PROBLEM STATEMENT: Look below and pull out each line with the word "Philippine".
○ ○ ○ ○ ○ ○ ○
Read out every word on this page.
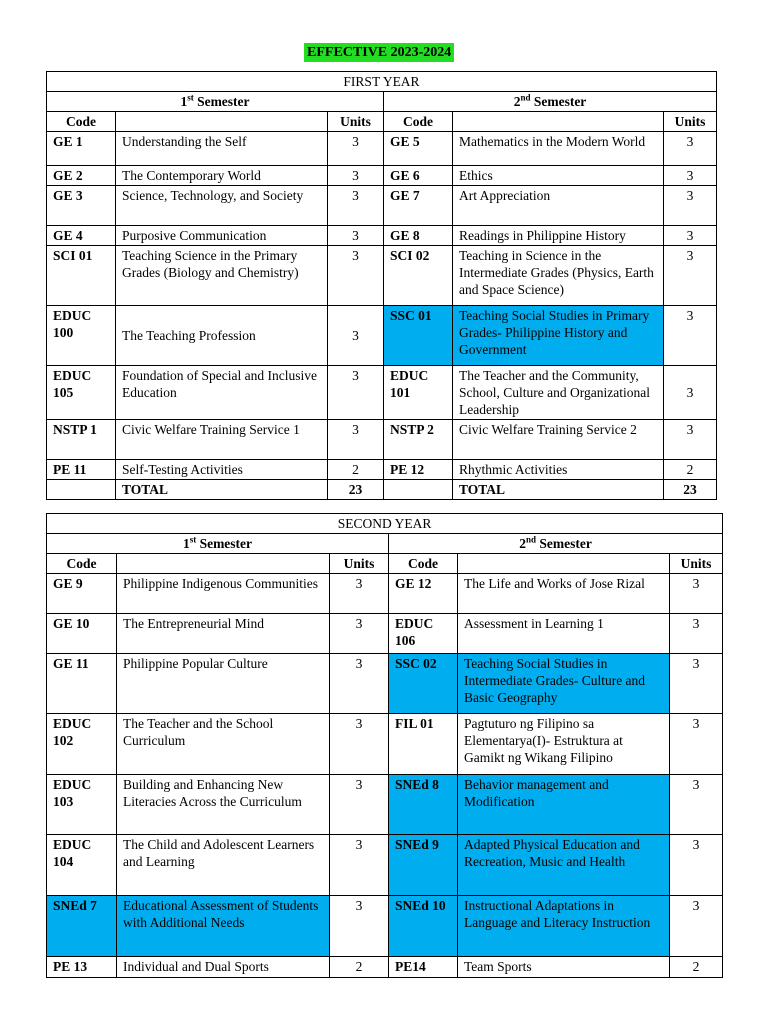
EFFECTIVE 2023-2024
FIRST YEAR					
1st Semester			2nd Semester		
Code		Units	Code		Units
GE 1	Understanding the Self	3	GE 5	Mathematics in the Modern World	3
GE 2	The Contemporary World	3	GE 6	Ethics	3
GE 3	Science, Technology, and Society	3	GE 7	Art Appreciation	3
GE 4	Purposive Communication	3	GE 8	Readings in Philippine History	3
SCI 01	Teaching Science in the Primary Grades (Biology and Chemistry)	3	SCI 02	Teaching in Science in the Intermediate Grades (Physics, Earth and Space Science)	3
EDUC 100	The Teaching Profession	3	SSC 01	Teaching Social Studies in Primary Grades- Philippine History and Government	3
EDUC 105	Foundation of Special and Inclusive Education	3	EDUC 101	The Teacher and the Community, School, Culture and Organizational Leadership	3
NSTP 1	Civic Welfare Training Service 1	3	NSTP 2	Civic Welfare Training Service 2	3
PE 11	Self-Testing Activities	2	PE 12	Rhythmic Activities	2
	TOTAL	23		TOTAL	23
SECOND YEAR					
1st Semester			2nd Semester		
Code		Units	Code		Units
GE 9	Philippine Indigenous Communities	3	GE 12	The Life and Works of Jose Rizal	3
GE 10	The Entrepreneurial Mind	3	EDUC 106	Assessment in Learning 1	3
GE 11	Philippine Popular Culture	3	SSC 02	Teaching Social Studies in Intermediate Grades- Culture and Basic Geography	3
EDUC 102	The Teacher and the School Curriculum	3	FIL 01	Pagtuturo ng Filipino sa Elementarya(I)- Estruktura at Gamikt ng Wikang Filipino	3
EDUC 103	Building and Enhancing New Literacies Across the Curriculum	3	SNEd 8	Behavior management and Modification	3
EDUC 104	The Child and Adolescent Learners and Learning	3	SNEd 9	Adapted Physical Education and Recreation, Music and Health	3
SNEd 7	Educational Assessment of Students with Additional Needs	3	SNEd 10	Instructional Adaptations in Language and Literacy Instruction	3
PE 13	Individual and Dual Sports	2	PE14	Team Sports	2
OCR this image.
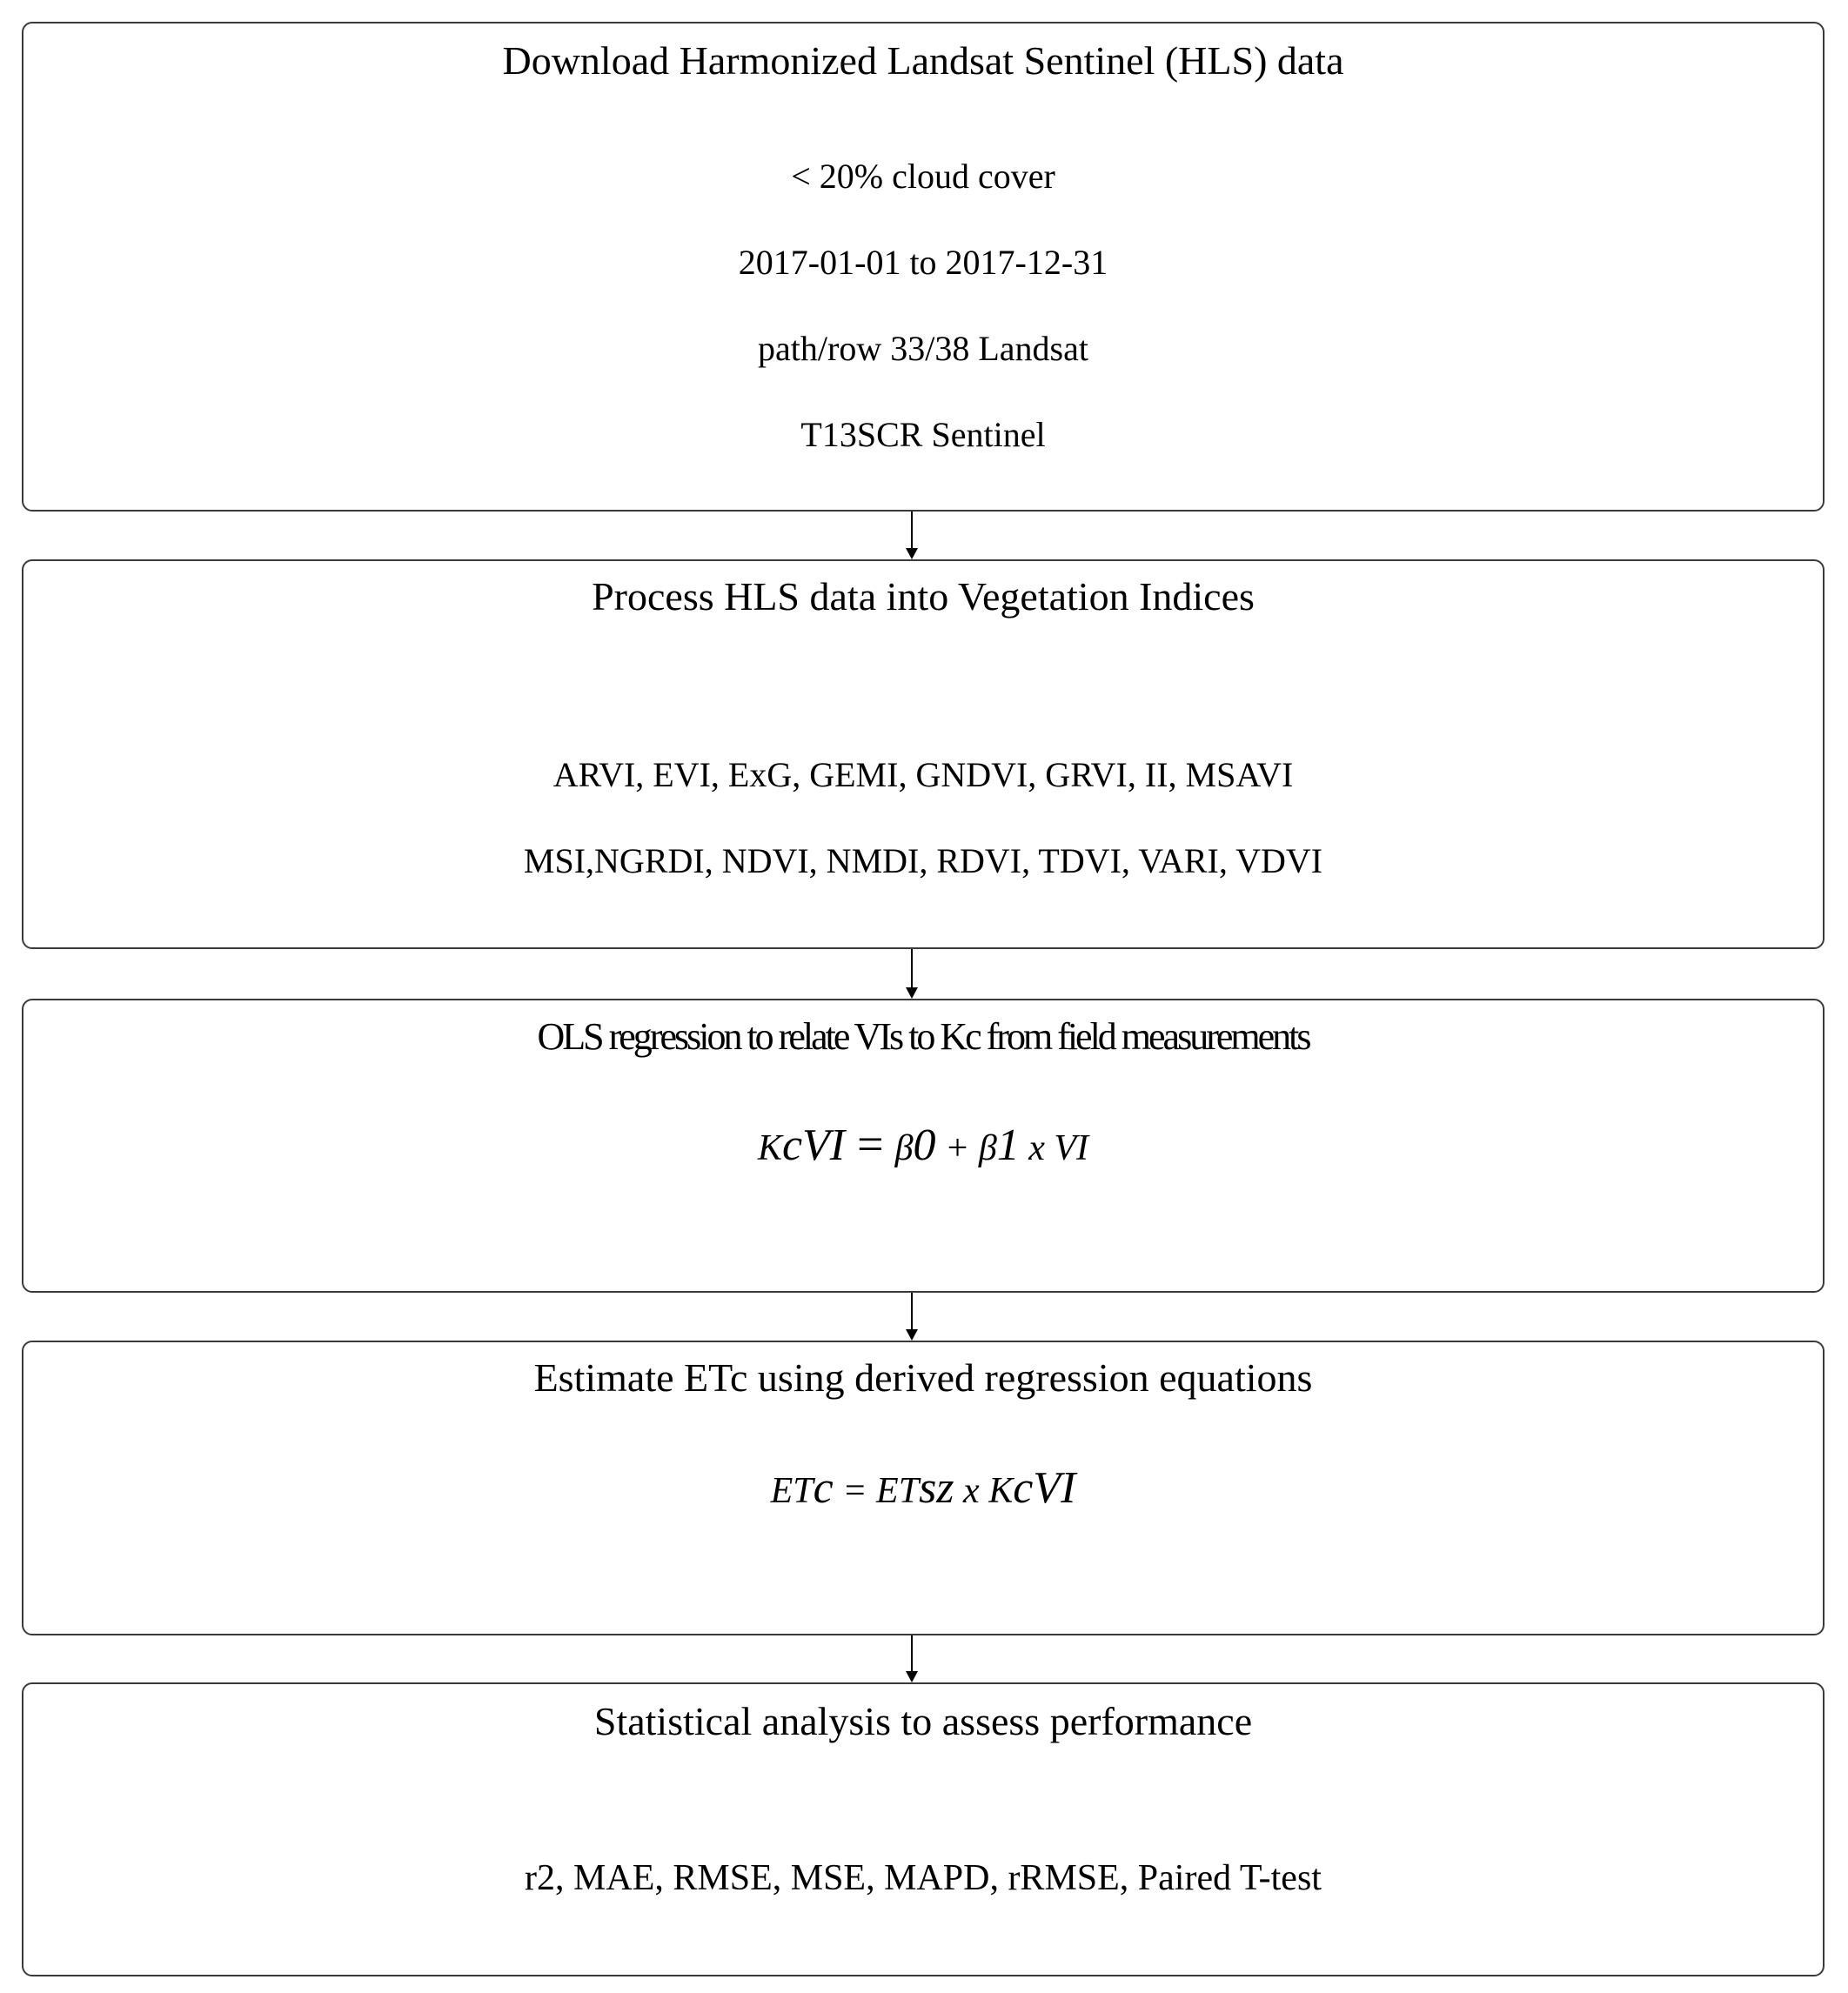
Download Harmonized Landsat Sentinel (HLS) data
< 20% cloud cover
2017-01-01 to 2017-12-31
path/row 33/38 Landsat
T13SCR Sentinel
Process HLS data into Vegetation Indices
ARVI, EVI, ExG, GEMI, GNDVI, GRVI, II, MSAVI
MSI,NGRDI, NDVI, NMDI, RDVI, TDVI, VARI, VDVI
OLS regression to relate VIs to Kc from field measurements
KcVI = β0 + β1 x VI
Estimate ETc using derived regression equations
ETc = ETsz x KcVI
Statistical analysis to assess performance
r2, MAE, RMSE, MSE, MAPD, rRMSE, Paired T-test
○ ○ ○ ○ ○ ○ ○
RESULT OF THIS TASK:
GE 4	Purposive Communication	3	GE 8	Readings in Philippine History	3
EDUC 100	The Teaching Profession	3	SSC 01	Teaching Social Studies in Primary Grades- Philippine History and Government	3
GE 9	Philippine Indigenous Communities	3	GE 12	The Life and Works of Jose Rizal	3
GE 11	Philippine Popular Culture	3	SSC 02	Teaching Social Studies in Intermediate Grades- Culture and Basic Geography	3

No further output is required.